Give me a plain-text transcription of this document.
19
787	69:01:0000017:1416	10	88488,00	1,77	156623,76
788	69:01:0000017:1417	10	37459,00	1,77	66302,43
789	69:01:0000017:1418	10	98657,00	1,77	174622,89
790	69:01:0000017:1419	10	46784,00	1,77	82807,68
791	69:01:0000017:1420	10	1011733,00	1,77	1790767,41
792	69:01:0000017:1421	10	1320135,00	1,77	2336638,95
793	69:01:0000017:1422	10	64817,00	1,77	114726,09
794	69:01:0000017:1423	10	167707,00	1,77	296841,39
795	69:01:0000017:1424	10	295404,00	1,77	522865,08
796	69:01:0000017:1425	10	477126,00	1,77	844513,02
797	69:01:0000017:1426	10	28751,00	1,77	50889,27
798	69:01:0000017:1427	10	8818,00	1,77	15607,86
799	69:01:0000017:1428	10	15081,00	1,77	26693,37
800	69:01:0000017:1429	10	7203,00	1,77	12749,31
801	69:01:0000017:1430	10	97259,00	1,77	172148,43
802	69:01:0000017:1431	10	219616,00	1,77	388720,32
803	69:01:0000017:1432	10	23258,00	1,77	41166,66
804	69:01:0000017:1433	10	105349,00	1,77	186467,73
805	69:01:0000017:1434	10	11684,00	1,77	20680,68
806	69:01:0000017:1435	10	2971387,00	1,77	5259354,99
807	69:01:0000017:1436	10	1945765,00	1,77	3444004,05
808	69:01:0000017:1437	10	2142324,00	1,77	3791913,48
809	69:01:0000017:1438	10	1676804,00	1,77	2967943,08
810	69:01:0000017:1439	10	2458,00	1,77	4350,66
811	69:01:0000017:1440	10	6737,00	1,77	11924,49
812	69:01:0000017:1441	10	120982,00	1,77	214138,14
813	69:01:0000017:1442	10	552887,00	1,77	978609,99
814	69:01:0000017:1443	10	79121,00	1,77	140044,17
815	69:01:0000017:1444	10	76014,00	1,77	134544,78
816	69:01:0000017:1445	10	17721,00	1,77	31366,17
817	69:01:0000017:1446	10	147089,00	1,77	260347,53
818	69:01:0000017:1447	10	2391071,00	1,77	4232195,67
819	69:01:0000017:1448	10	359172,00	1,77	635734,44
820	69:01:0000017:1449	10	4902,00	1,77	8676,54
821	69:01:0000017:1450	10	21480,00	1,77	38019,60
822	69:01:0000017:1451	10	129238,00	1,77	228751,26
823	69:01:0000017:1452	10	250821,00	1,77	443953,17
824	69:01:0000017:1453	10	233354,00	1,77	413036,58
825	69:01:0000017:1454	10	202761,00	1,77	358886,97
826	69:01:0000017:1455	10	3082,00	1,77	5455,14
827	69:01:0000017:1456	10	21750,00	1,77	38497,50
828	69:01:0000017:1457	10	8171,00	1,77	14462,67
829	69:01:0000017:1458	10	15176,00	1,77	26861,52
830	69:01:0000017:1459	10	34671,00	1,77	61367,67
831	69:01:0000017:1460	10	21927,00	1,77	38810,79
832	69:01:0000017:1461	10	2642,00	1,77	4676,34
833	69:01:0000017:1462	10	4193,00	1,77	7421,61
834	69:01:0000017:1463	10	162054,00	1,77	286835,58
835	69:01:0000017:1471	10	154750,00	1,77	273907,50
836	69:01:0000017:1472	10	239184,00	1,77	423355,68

• • • •

Copy out each record, keeping every word as it is.

Give me a plain-text transcription of this document.
19
787	69:01:0000017:1416	10	88488,00	1,77	156623,76
788	69:01:0000017:1417	10	37459,00	1,77	66302,43
789	69:01:0000017:1418	10	98657,00	1,77	174622,89
790	69:01:0000017:1419	10	46784,00	1,77	82807,68
791	69:01:0000017:1420	10	1011733,00	1,77	1790767,41
792	69:01:0000017:1421	10	1320135,00	1,77	2336638,95
793	69:01:0000017:1422	10	64817,00	1,77	114726,09
794	69:01:0000017:1423	10	167707,00	1,77	296841,39
795	69:01:0000017:1424	10	295404,00	1,77	522865,08
796	69:01:0000017:1425	10	477126,00	1,77	844513,02
797	69:01:0000017:1426	10	28751,00	1,77	50889,27
798	69:01:0000017:1427	10	8818,00	1,77	15607,86
799	69:01:0000017:1428	10	15081,00	1,77	26693,37
800	69:01:0000017:1429	10	7203,00	1,77	12749,31
801	69:01:0000017:1430	10	97259,00	1,77	172148,43
802	69:01:0000017:1431	10	219616,00	1,77	388720,32
803	69:01:0000017:1432	10	23258,00	1,77	41166,66
804	69:01:0000017:1433	10	105349,00	1,77	186467,73
805	69:01:0000017:1434	10	11684,00	1,77	20680,68
806	69:01:0000017:1435	10	2971387,00	1,77	5259354,99
807	69:01:0000017:1436	10	1945765,00	1,77	3444004,05
808	69:01:0000017:1437	10	2142324,00	1,77	3791913,48
809	69:01:0000017:1438	10	1676804,00	1,77	2967943,08
810	69:01:0000017:1439	10	2458,00	1,77	4350,66
811	69:01:0000017:1440	10	6737,00	1,77	11924,49
812	69:01:0000017:1441	10	120982,00	1,77	214138,14
813	69:01:0000017:1442	10	552887,00	1,77	978609,99
814	69:01:0000017:1443	10	79121,00	1,77	140044,17
815	69:01:0000017:1444	10	76014,00	1,77	134544,78
816	69:01:0000017:1445	10	17721,00	1,77	31366,17
817	69:01:0000017:1446	10	147089,00	1,77	260347,53
818	69:01:0000017:1447	10	2391071,00	1,77	4232195,67
819	69:01:0000017:1448	10	359172,00	1,77	635734,44
820	69:01:0000017:1449	10	4902,00	1,77	8676,54
821	69:01:0000017:1450	10	21480,00	1,77	38019,60
822	69:01:0000017:1451	10	129238,00	1,77	228751,26
823	69:01:0000017:1452	10	250821,00	1,77	443953,17
824	69:01:0000017:1453	10	233354,00	1,77	413036,58
825	69:01:0000017:1454	10	202761,00	1,77	358886,97
826	69:01:0000017:1455	10	3082,00	1,77	5455,14
827	69:01:0000017:1456	10	21750,00	1,77	38497,50
828	69:01:0000017:1457	10	8171,00	1,77	14462,67
829	69:01:0000017:1458	10	15176,00	1,77	26861,52
830	69:01:0000017:1459	10	34671,00	1,77	61367,67
831	69:01:0000017:1460	10	21927,00	1,77	38810,79
832	69:01:0000017:1461	10	2642,00	1,77	4676,34
833	69:01:0000017:1462	10	4193,00	1,77	7421,61
834	69:01:0000017:1463	10	162054,00	1,77	286835,58
835	69:01:0000017:1471	10	154750,00	1,77	273907,50
836	69:01:0000017:1472	10	239184,00	1,77	423355,68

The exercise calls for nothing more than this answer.